→ To do
Pull out every line below containing the word "Index".

_ _ _ _ _ _ _

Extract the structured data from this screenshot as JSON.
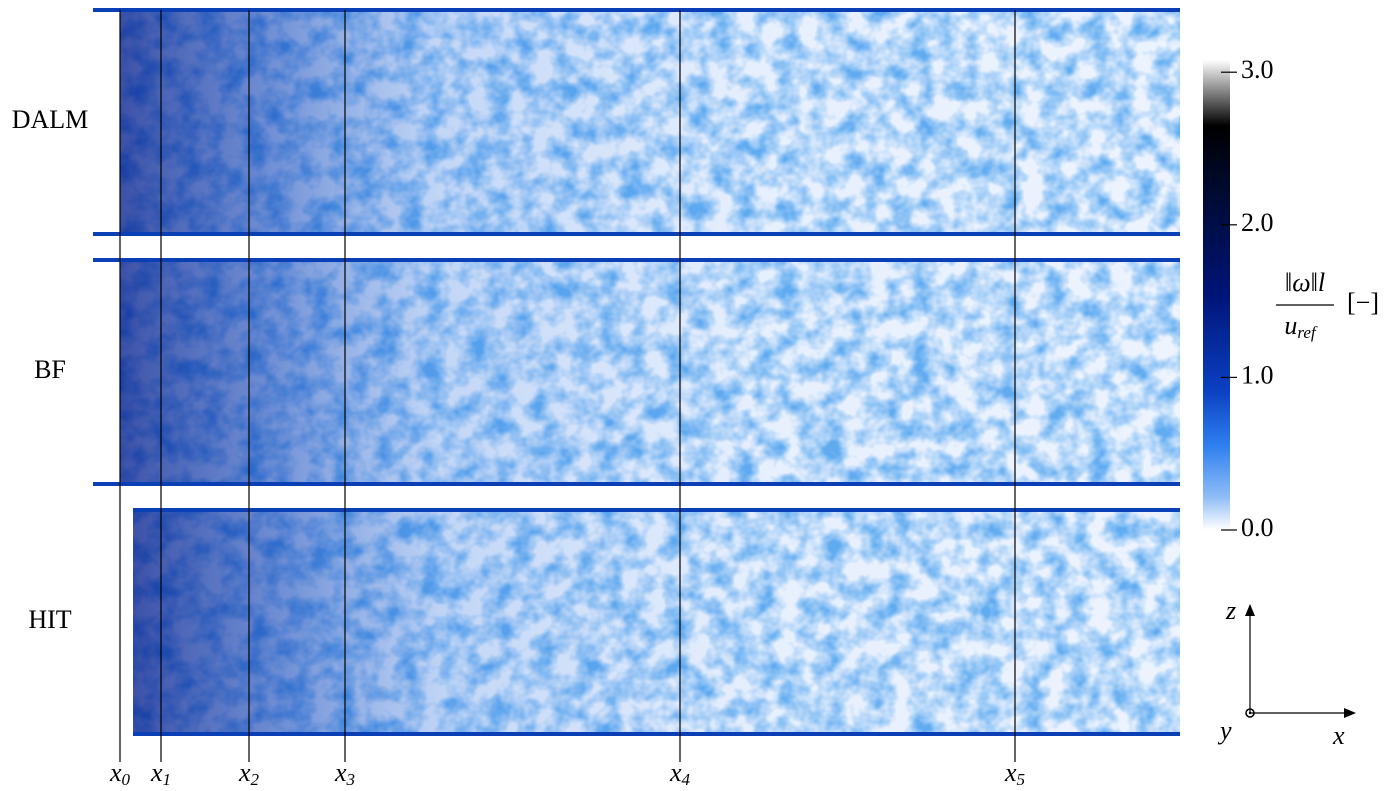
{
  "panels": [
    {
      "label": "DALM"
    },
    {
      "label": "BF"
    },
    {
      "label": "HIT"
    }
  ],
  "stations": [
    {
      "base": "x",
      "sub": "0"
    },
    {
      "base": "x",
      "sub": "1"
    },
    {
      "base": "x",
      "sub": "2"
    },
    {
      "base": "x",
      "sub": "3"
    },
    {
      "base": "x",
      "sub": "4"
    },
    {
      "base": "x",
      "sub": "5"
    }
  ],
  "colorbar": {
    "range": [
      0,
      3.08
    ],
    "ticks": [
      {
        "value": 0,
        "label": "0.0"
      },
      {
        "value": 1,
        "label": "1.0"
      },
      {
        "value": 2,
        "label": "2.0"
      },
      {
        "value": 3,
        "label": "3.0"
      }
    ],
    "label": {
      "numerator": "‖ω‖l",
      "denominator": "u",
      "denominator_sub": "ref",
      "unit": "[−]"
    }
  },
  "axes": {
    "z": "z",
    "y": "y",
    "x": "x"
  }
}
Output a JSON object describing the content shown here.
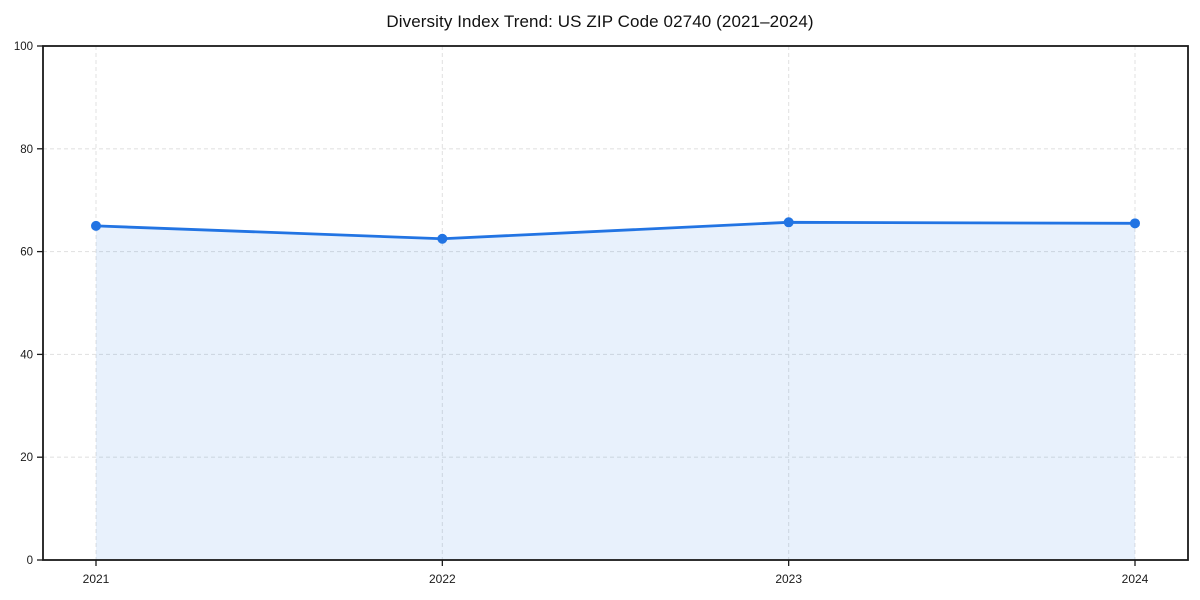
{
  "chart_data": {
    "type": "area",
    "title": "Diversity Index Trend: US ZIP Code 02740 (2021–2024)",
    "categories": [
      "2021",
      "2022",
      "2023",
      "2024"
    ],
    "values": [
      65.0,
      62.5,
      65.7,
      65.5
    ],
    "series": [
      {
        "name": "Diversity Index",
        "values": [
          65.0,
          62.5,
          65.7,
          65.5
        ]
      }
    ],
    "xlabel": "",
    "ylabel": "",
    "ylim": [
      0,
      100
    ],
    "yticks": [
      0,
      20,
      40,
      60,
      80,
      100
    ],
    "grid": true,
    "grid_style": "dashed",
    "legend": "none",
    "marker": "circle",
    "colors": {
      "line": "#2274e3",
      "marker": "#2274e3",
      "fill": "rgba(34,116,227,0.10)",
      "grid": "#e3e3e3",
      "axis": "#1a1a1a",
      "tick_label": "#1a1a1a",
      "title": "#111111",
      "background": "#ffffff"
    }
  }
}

_ _ _ _ _ _ _

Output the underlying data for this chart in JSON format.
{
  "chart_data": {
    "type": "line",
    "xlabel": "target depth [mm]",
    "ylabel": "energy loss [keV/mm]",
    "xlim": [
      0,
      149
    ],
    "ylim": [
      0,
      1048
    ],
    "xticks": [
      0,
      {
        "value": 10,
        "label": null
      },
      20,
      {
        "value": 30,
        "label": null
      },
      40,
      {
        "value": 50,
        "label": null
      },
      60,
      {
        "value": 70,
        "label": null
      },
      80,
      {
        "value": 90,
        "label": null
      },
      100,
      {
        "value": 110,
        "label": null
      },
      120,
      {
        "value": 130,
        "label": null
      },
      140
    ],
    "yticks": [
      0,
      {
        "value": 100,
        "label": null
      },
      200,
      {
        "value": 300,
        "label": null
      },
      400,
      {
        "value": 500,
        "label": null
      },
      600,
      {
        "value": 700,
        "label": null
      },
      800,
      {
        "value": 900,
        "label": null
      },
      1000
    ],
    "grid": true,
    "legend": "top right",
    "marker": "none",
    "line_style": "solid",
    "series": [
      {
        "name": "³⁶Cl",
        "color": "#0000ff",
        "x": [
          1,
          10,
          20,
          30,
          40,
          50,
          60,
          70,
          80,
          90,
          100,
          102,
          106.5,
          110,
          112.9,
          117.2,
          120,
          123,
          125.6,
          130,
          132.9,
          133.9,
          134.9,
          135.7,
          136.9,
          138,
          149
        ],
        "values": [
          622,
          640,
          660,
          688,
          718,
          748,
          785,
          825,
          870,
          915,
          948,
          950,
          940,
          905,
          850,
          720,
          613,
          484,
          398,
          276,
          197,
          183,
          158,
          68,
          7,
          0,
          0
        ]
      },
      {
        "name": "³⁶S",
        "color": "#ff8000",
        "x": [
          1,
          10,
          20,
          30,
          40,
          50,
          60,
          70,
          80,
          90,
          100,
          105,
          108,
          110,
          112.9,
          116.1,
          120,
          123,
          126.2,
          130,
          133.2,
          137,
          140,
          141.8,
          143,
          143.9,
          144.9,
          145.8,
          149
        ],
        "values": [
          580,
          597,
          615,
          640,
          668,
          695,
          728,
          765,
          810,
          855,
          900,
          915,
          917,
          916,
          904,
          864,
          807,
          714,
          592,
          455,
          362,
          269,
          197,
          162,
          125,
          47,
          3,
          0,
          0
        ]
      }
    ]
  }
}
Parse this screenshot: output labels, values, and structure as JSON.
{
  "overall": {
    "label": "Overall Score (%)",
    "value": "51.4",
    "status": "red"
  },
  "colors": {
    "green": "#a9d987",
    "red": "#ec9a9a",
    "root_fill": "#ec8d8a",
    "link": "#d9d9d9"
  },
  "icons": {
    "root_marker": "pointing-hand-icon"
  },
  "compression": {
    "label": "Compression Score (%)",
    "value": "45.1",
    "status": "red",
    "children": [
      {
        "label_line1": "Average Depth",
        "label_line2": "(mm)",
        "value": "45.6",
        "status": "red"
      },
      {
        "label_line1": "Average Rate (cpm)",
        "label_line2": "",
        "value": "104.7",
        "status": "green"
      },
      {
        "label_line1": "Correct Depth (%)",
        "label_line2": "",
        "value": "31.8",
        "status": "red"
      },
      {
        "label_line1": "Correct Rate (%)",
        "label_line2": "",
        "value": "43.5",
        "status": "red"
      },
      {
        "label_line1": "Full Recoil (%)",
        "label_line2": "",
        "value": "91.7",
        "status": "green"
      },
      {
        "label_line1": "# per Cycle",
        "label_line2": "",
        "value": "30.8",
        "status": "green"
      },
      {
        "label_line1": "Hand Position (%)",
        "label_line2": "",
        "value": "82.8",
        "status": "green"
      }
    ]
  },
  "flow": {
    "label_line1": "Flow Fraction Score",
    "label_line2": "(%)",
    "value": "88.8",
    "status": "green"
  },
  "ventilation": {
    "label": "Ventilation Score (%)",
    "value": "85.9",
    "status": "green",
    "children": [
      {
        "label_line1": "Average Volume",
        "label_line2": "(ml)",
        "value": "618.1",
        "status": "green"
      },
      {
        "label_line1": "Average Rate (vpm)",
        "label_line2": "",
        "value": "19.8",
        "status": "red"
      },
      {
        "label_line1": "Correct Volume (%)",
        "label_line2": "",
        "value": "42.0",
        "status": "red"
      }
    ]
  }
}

_ _ _ _ _ _ _

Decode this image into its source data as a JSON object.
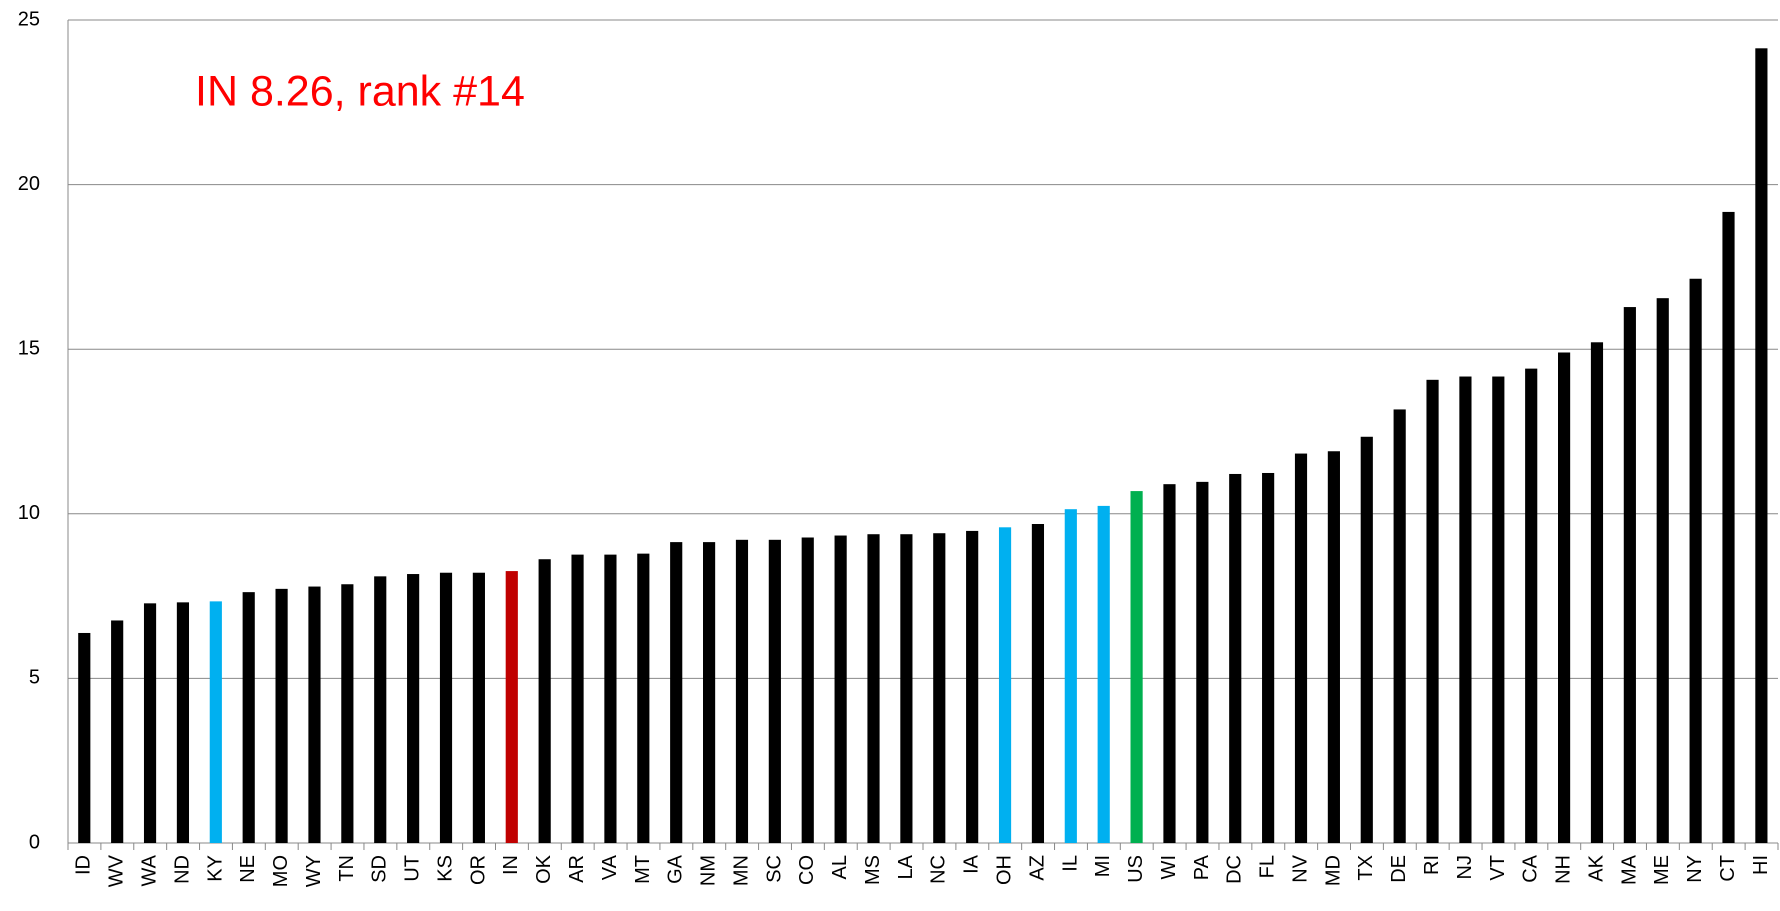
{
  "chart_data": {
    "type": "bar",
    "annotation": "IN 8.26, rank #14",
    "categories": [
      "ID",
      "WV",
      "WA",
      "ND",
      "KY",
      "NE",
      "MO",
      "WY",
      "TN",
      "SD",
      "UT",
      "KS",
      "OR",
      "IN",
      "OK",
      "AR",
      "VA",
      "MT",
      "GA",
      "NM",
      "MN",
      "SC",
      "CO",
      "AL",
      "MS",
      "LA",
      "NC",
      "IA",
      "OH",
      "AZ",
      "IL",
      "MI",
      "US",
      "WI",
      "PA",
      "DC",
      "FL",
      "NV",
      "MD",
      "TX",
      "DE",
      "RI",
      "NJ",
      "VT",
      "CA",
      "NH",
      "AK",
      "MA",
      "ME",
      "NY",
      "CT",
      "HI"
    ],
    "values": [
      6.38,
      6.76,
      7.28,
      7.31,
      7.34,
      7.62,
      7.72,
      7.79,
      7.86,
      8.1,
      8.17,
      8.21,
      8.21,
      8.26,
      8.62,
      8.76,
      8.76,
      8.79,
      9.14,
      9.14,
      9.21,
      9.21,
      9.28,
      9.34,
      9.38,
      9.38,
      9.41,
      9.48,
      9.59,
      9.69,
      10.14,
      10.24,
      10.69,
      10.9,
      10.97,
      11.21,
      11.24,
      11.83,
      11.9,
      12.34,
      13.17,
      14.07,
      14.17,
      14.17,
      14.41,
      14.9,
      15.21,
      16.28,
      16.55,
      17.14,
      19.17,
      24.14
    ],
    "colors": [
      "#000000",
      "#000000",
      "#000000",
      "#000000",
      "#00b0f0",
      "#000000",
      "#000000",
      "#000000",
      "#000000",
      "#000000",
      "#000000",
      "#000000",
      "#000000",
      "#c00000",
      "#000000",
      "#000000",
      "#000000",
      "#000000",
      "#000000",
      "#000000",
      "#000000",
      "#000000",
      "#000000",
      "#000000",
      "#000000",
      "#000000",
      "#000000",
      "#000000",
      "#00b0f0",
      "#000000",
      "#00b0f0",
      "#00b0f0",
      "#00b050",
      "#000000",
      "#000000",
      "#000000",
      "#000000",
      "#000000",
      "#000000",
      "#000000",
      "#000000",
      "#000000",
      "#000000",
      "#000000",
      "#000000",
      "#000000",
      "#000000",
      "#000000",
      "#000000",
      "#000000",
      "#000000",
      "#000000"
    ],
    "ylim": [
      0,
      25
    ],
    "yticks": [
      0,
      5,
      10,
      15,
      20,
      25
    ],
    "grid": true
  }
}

_ _ _ _ _ _ _

→ Final result
    "title": "Diversity Index Trend: US ZIP Code 02740 (2021–2024)",
        "name": "Diversity Index",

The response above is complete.